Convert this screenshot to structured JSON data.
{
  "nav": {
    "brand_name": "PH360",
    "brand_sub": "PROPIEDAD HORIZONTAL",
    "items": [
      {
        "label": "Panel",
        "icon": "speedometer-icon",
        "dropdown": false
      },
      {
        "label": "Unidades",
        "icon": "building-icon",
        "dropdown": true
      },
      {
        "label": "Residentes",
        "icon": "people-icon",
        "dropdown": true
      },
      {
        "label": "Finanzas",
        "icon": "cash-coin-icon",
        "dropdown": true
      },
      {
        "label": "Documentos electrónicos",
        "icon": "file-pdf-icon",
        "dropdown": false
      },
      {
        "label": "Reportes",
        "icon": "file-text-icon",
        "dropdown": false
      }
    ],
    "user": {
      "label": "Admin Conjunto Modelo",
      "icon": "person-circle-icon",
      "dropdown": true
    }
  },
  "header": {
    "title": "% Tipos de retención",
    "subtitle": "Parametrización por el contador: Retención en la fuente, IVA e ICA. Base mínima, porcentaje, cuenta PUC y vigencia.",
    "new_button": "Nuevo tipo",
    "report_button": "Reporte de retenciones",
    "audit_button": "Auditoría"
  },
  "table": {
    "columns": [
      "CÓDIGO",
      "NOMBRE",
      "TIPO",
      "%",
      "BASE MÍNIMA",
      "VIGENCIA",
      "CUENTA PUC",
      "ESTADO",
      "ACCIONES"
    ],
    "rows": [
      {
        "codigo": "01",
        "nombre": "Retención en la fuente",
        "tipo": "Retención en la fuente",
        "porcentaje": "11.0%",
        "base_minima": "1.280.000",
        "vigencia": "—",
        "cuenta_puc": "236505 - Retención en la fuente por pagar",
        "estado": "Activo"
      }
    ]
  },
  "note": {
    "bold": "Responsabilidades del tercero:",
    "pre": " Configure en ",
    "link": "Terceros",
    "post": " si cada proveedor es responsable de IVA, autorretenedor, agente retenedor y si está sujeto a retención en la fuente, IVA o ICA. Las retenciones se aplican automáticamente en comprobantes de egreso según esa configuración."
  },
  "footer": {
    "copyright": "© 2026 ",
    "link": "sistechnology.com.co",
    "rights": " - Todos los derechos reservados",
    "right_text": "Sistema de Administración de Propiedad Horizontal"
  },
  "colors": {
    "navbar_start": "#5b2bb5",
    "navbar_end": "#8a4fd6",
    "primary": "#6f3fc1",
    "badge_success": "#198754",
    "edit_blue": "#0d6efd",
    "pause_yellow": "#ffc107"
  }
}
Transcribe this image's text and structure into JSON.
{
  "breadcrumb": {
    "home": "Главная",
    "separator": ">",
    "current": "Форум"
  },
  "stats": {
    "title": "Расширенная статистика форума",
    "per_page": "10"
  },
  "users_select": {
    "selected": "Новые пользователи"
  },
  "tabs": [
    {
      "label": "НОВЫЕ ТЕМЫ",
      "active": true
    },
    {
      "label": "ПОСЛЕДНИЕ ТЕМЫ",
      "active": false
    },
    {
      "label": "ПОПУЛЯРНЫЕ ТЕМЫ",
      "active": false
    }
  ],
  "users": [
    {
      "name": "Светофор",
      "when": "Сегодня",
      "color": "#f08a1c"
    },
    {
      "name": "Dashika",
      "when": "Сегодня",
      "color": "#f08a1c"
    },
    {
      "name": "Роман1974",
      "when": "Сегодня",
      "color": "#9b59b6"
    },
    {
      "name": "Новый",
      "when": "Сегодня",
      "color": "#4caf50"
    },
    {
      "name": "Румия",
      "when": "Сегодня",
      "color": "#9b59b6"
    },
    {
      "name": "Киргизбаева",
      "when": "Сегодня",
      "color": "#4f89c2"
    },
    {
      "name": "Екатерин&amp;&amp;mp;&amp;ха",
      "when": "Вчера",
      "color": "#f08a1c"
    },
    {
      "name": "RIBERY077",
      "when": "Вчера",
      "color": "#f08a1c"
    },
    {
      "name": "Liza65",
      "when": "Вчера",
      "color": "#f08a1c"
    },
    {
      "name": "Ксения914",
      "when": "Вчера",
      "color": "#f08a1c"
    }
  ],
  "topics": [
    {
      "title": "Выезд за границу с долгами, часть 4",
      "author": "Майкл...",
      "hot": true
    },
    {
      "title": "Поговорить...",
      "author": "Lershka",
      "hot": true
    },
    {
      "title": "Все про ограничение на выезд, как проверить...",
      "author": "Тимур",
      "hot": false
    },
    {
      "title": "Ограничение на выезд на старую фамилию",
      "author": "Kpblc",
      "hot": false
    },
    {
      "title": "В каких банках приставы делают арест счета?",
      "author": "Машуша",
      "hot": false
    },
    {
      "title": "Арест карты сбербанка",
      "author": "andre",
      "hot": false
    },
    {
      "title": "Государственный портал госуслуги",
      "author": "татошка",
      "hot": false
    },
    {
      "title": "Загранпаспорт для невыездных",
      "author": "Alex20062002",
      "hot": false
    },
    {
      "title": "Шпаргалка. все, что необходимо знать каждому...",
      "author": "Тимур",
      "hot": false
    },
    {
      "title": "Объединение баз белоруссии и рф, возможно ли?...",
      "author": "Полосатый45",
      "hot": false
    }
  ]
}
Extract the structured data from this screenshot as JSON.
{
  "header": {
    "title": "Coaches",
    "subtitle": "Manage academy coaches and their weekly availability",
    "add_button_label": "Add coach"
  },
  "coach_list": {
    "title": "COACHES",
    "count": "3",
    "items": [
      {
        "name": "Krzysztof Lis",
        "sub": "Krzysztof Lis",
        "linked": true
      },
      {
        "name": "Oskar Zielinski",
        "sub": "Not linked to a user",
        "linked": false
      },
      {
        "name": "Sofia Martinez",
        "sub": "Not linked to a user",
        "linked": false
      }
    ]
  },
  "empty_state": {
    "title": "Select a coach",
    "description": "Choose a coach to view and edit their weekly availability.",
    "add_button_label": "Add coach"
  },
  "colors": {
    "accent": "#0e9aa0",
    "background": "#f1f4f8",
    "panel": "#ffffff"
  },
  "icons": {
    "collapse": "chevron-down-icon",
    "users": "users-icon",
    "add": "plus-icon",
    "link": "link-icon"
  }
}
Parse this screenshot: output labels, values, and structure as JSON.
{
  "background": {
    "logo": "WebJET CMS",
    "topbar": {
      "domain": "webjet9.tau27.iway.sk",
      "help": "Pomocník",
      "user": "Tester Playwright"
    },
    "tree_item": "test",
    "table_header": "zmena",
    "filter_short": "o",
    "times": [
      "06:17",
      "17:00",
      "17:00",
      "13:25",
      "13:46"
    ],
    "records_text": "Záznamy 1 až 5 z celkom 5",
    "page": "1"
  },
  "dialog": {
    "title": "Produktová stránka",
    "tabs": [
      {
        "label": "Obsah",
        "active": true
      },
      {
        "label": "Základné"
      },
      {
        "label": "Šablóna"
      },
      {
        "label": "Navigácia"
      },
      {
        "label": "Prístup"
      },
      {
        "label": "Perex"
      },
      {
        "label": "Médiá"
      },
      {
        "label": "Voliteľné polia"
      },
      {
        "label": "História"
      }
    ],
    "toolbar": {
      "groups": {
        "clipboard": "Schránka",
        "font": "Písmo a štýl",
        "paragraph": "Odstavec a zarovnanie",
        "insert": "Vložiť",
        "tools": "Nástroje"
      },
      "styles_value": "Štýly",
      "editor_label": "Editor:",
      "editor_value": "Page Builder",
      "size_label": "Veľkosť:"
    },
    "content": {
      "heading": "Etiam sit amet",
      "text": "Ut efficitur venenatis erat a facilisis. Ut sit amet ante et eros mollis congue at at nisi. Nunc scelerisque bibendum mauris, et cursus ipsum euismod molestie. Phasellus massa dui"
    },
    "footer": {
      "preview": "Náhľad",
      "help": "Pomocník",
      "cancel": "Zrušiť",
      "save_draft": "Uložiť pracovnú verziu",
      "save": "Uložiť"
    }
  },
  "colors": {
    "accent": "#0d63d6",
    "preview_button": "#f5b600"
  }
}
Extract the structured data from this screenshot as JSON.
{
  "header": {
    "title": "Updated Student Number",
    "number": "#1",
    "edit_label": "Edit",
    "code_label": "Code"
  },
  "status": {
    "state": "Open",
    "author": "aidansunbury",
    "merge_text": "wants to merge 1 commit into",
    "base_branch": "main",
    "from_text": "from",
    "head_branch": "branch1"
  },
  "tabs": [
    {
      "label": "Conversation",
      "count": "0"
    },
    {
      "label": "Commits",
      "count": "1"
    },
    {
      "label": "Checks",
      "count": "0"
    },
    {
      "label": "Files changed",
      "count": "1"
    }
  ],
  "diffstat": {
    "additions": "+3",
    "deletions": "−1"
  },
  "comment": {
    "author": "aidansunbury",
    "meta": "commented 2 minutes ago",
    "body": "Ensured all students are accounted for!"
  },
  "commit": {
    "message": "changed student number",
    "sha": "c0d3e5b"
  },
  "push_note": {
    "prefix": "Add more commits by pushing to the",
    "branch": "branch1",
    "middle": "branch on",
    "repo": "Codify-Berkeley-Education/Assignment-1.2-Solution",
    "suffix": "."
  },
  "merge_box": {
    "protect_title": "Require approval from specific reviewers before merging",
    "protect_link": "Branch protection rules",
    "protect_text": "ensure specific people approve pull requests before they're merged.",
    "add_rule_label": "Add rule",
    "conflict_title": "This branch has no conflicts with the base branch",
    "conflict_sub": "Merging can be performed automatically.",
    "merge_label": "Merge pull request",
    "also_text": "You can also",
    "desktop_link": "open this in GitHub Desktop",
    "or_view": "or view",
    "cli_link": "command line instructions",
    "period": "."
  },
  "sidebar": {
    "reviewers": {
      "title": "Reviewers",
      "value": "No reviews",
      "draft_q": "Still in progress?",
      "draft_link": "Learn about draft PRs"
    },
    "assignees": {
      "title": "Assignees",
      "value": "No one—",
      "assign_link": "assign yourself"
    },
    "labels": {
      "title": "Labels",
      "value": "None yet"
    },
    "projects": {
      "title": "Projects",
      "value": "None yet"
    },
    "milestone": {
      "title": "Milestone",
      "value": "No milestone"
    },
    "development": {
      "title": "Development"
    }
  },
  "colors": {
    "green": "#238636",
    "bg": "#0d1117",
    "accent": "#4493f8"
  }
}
------------------------
* **Task details**:
From the entries above, copy every line containing the word "JSON".

* **Answer**:
Convert this screenshot to structured JSON data.
Transcribe this image's text and structure into JSON.
Extract the structured data from this screenshot as JSON.
Parse this screenshot: output labels, values, and structure as JSON.
Extract the structured data from this screenshot as JSON.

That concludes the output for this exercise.